Begin Input data

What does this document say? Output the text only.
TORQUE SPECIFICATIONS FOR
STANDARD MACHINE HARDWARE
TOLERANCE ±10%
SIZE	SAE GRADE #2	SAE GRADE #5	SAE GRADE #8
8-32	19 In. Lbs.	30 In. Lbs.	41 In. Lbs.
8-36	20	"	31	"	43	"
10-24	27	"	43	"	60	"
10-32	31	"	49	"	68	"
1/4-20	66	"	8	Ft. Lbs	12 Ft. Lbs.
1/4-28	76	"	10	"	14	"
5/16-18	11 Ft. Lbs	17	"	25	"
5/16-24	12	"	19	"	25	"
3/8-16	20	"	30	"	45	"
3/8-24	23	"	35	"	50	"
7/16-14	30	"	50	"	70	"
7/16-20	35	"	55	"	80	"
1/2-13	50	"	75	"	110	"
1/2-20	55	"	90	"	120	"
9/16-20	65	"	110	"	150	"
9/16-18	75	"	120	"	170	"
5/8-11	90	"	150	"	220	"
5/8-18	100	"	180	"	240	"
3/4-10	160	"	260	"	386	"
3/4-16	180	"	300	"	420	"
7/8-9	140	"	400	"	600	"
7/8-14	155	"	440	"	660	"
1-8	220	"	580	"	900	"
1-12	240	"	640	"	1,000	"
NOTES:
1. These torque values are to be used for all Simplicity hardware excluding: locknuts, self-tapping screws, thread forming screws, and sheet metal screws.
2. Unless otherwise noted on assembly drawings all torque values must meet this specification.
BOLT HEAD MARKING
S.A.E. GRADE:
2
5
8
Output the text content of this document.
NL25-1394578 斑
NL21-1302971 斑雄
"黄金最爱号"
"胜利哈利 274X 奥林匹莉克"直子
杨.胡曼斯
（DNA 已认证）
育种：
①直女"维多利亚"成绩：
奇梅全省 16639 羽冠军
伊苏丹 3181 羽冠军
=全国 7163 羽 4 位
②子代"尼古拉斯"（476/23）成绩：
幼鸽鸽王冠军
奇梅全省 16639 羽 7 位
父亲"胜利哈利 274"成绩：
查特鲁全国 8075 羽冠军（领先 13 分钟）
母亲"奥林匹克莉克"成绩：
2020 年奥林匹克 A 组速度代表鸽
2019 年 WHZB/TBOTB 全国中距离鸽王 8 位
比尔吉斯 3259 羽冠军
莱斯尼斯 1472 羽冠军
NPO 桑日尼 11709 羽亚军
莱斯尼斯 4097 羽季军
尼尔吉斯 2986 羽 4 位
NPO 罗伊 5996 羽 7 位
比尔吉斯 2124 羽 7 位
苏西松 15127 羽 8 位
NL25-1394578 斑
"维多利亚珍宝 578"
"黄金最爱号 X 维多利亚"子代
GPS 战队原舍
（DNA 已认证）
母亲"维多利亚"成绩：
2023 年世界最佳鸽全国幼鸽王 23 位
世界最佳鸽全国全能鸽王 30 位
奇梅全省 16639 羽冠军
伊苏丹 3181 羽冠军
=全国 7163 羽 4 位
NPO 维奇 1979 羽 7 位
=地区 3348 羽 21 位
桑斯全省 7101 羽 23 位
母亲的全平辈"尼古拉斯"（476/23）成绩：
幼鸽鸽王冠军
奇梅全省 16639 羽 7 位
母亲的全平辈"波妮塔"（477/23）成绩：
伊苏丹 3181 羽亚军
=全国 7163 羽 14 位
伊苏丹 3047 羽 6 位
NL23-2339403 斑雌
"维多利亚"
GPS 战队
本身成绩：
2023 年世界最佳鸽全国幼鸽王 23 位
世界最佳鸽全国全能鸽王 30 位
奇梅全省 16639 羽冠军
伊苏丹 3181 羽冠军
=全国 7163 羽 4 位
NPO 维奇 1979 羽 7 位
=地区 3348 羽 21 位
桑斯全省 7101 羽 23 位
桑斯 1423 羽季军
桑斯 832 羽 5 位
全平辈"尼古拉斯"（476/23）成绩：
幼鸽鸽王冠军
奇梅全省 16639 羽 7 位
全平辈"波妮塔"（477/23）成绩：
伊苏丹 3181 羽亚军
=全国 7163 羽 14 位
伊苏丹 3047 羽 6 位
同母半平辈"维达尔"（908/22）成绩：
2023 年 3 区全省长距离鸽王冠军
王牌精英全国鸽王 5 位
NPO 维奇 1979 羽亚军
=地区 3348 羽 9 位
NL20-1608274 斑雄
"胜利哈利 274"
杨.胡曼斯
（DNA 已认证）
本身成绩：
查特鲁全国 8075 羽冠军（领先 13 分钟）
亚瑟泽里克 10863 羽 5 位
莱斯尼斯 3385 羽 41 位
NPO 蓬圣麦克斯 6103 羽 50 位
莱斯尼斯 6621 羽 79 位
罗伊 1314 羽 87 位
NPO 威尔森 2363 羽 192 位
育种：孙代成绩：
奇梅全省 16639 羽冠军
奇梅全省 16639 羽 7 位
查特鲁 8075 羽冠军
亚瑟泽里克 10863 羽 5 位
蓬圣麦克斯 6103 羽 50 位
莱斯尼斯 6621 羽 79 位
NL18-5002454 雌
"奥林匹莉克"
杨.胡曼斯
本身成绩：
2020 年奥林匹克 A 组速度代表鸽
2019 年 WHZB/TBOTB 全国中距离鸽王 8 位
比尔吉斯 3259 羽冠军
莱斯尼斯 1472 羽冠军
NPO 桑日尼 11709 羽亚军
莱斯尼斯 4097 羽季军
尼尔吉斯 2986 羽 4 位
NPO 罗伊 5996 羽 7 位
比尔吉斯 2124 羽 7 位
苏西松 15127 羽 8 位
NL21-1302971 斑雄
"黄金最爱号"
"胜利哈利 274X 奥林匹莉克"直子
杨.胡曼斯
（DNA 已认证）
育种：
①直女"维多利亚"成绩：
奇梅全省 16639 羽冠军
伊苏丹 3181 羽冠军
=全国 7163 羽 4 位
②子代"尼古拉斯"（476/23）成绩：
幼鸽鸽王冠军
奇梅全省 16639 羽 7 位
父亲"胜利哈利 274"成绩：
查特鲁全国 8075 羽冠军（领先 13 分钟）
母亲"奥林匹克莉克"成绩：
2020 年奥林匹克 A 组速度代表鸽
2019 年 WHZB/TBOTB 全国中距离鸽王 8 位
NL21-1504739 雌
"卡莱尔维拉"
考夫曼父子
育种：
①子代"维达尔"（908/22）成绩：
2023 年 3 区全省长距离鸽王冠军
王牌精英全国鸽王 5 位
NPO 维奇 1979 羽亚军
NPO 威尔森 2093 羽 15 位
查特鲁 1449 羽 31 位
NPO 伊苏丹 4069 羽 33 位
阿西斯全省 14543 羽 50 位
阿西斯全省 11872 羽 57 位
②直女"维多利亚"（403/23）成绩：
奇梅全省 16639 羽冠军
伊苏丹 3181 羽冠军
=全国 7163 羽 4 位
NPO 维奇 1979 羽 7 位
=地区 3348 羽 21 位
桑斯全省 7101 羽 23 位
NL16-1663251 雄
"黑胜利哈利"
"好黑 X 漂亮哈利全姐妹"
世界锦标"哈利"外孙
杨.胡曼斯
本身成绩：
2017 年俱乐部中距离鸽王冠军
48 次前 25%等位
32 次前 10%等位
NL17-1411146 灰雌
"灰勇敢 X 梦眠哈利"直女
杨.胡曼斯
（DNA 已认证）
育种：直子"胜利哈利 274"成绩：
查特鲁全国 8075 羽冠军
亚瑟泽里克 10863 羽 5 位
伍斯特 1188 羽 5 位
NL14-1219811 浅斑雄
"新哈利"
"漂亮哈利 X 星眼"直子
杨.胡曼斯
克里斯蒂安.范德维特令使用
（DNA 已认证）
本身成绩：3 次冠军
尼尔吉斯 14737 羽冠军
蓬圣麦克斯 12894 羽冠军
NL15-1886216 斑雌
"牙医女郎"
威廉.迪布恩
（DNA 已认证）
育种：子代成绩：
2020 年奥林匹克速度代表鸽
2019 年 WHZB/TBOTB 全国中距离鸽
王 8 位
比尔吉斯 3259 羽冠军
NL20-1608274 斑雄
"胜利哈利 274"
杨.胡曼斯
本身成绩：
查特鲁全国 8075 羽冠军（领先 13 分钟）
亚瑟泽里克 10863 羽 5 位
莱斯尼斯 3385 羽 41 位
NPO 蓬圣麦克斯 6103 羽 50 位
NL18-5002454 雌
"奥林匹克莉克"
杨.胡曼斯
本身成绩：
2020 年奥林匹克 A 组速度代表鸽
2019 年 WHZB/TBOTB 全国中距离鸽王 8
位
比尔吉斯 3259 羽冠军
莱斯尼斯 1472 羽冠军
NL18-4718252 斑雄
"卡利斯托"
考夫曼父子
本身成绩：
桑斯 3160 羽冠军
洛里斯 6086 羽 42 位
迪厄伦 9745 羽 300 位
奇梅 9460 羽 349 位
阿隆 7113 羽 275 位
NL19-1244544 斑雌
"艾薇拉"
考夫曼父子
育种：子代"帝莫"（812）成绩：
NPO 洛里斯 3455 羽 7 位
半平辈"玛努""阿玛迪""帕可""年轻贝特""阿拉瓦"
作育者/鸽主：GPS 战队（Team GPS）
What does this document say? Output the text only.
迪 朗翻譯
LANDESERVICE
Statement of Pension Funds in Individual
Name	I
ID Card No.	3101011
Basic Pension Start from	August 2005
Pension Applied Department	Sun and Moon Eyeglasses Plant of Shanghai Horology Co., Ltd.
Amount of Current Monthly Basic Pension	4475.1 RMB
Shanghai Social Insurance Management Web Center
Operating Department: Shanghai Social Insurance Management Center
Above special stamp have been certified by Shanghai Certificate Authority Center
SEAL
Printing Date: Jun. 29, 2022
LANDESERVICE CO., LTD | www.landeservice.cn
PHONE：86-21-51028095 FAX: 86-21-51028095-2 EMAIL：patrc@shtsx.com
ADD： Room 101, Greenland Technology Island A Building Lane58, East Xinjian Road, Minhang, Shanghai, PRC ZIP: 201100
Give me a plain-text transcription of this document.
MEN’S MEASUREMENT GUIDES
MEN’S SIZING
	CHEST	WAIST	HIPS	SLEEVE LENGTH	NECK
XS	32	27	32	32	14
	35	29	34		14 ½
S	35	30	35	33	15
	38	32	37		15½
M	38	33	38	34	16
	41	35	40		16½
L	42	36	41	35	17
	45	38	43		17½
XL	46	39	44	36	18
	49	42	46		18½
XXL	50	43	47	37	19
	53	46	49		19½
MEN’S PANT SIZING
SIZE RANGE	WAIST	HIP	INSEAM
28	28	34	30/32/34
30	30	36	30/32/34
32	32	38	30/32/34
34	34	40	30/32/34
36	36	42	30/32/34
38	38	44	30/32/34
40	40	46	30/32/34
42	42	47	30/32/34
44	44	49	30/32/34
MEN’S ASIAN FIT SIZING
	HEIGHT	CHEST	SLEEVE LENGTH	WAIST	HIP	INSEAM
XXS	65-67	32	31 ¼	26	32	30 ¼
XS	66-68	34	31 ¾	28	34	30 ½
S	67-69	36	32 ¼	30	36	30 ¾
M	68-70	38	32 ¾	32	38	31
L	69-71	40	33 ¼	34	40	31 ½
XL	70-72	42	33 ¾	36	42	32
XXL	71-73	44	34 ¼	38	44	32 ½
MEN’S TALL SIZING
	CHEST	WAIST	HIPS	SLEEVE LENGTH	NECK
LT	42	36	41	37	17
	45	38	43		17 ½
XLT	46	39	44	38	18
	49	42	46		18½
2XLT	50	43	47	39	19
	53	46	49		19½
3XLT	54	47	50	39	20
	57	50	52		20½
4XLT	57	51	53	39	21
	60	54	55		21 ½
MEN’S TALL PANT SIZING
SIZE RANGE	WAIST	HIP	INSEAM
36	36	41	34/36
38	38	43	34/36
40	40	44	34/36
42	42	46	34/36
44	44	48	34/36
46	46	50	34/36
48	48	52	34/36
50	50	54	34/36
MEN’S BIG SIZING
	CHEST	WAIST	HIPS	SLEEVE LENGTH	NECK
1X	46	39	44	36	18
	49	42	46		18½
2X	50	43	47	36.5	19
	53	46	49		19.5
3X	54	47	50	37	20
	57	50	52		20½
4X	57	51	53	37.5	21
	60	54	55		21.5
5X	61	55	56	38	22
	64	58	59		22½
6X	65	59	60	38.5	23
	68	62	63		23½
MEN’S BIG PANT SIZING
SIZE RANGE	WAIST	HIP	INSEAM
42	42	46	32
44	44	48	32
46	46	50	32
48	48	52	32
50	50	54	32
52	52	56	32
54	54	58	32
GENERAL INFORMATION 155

End Input data

_Short task_
Check every line of the data above for the string "尼古拉斯", and copy those that have it.

_Solution_
②子代"尼古拉斯"（476/23）成绩：
母亲的全平辈"尼古拉斯"（476/23）成绩：
全平辈"尼古拉斯"（476/23）成绩：
②子代"尼古拉斯"（476/23）成绩：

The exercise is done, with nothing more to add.